----- Entries provided

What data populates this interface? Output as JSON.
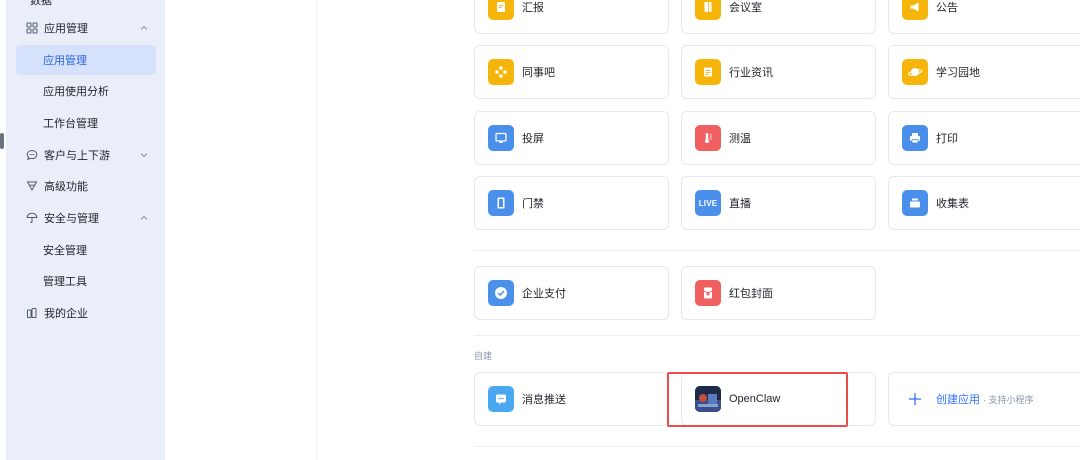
{
  "sidebar": {
    "top_partial": "数据",
    "items": [
      {
        "label": "应用管理",
        "icon": "grid-icon",
        "expand": "up"
      },
      {
        "label": "应用管理",
        "sub": true,
        "active": true
      },
      {
        "label": "应用使用分析",
        "sub": true
      },
      {
        "label": "工作台管理",
        "sub": true
      },
      {
        "label": "客户与上下游",
        "icon": "chat-icon",
        "expand": "down"
      },
      {
        "label": "高级功能",
        "icon": "funnel-icon"
      },
      {
        "label": "安全与管理",
        "icon": "umbrella-icon",
        "expand": "up"
      },
      {
        "label": "安全管理",
        "sub": true
      },
      {
        "label": "管理工具",
        "sub": true
      },
      {
        "label": "我的企业",
        "icon": "building-icon"
      }
    ]
  },
  "apps": {
    "row1": [
      {
        "label": "汇报",
        "icon": "report-icon",
        "color": "#f5b50a"
      },
      {
        "label": "会议室",
        "icon": "door-icon",
        "color": "#f5b50a"
      },
      {
        "label": "公告",
        "icon": "megaphone-icon",
        "color": "#f5b50a"
      }
    ],
    "row2": [
      {
        "label": "同事吧",
        "icon": "diamond-dots-icon",
        "color": "#f5b50a"
      },
      {
        "label": "行业资讯",
        "icon": "news-icon",
        "color": "#f5b50a"
      },
      {
        "label": "学习园地",
        "icon": "planet-icon",
        "color": "#f5b50a"
      }
    ],
    "row3": [
      {
        "label": "投屏",
        "icon": "screen-cast-icon",
        "color": "#4a90ea"
      },
      {
        "label": "测温",
        "icon": "thermometer-icon",
        "color": "#f06060"
      },
      {
        "label": "打印",
        "icon": "printer-icon",
        "color": "#4a90ea"
      }
    ],
    "row4": [
      {
        "label": "门禁",
        "icon": "access-door-icon",
        "color": "#4a90ea"
      },
      {
        "label": "直播",
        "icon": "live-icon",
        "icon_text": "LIVE",
        "color": "#4a90ea"
      },
      {
        "label": "收集表",
        "icon": "inbox-icon",
        "color": "#4a90ea"
      }
    ],
    "row5": [
      {
        "label": "企业支付",
        "icon": "pay-icon",
        "color": "#4a90ea"
      },
      {
        "label": "红包封面",
        "icon": "red-packet-icon",
        "color": "#f06060"
      }
    ]
  },
  "custom_section": {
    "label": "自建",
    "items": [
      {
        "label": "消息推送",
        "icon": "message-icon",
        "color": "#4aa8f0"
      },
      {
        "label": "OpenClaw",
        "icon": "openclaw-logo-icon",
        "color": "#2a3a6a"
      }
    ],
    "create": {
      "main": "创建应用",
      "sub": "· 支持小程序"
    }
  }
}
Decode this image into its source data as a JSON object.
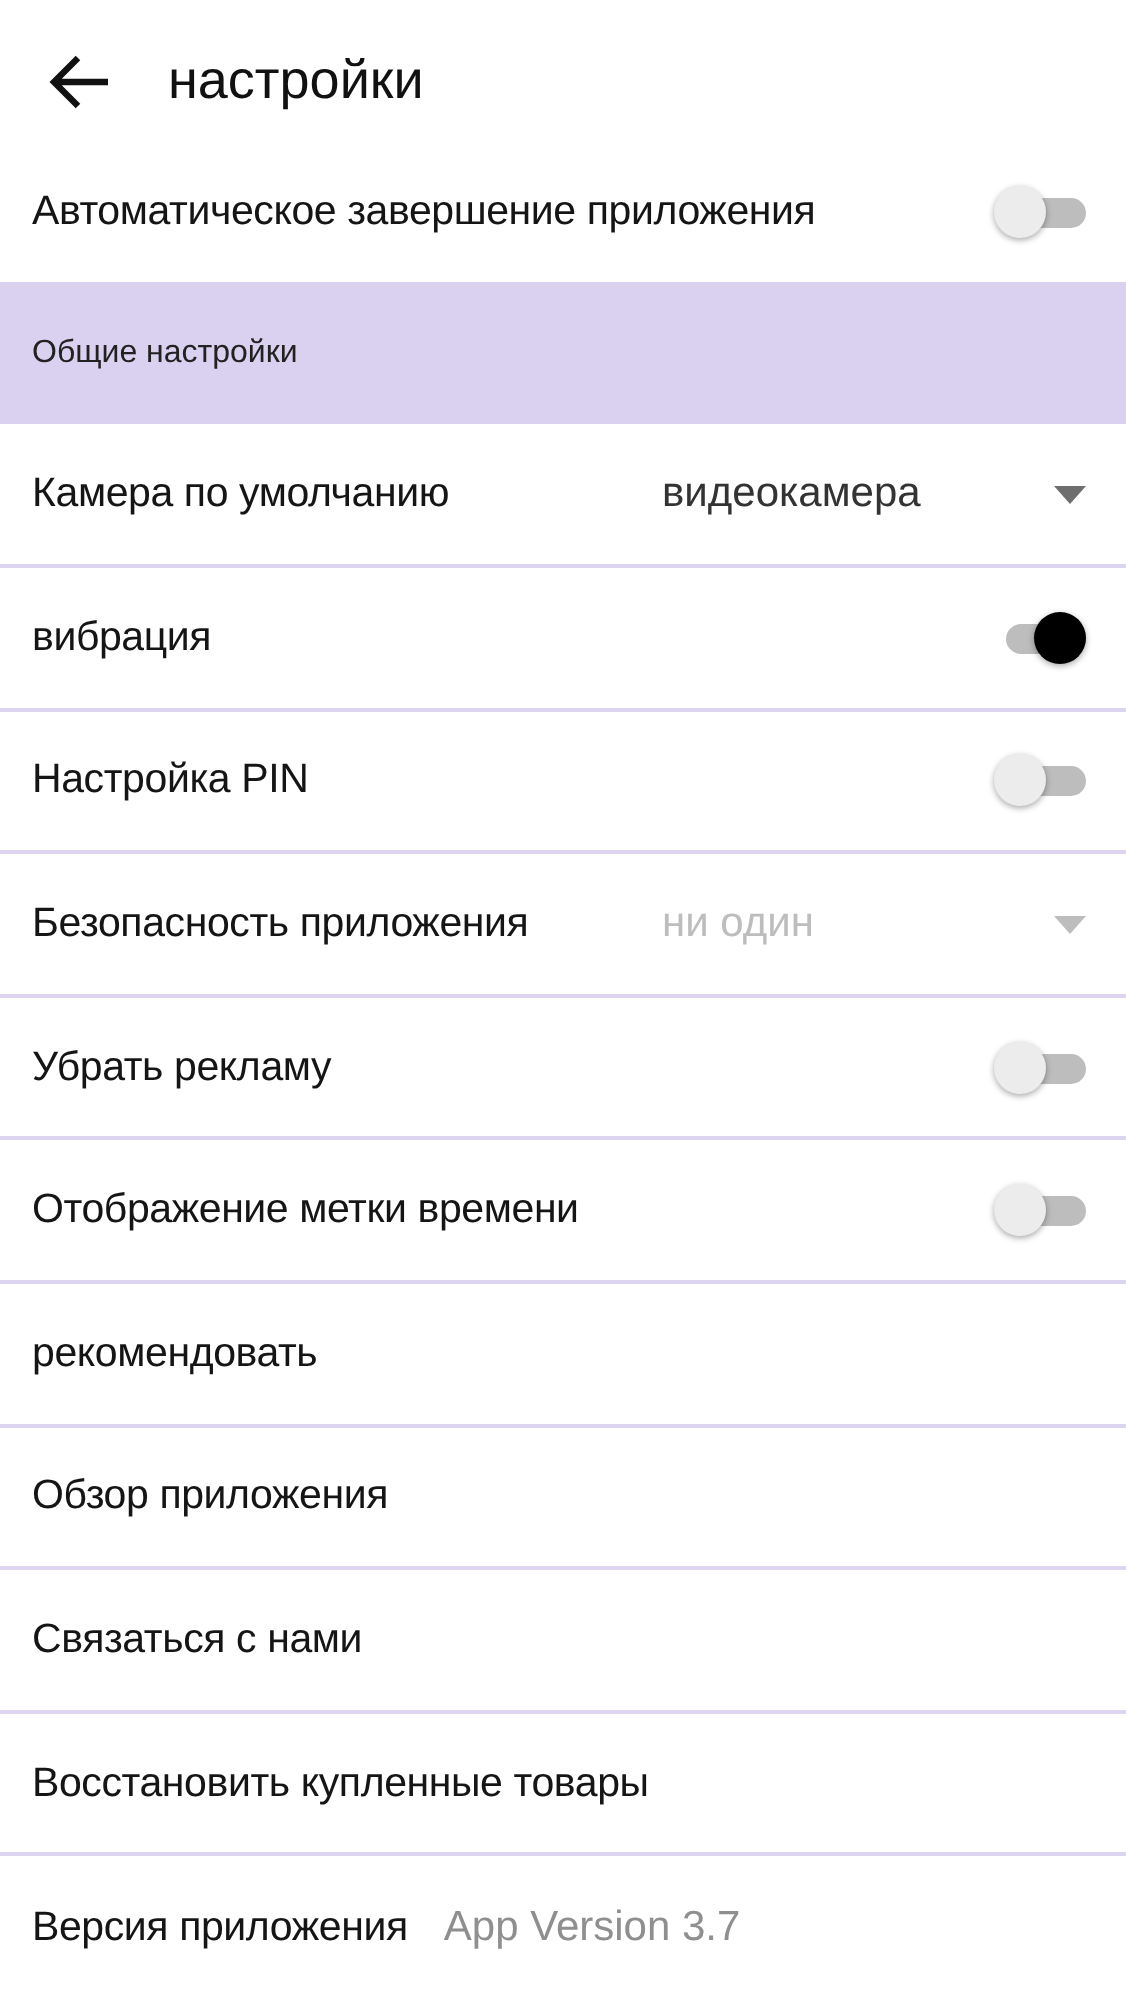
{
  "header": {
    "title": "настройки"
  },
  "top_items": [
    {
      "kind": "toggle",
      "label": "Автоматическое завершение приложения",
      "on": false
    }
  ],
  "section": {
    "title": "Общие настройки"
  },
  "items": [
    {
      "kind": "dropdown",
      "label": "Камера по умолчанию",
      "value": "видеокамера",
      "disabled": false
    },
    {
      "kind": "toggle",
      "label": "вибрация",
      "on": true
    },
    {
      "kind": "toggle",
      "label": "Настройка PIN",
      "on": false
    },
    {
      "kind": "dropdown",
      "label": "Безопасность приложения",
      "value": "ни один",
      "disabled": true
    },
    {
      "kind": "toggle",
      "label": "Убрать рекламу",
      "on": false
    },
    {
      "kind": "toggle",
      "label": "Отображение метки времени",
      "on": false
    },
    {
      "kind": "link",
      "label": "рекомендовать"
    },
    {
      "kind": "link",
      "label": "Обзор приложения"
    },
    {
      "kind": "link",
      "label": "Связаться с нами"
    },
    {
      "kind": "link",
      "label": "Восстановить купленные товары"
    },
    {
      "kind": "version",
      "label": "Версия приложения",
      "value": "App Version 3.7"
    }
  ]
}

----------

Using the records above, copy every line that has the word "this" in it.

## Task response
What data populates this interface? Output as JSON.
Decode this image into its source data as a JSON object.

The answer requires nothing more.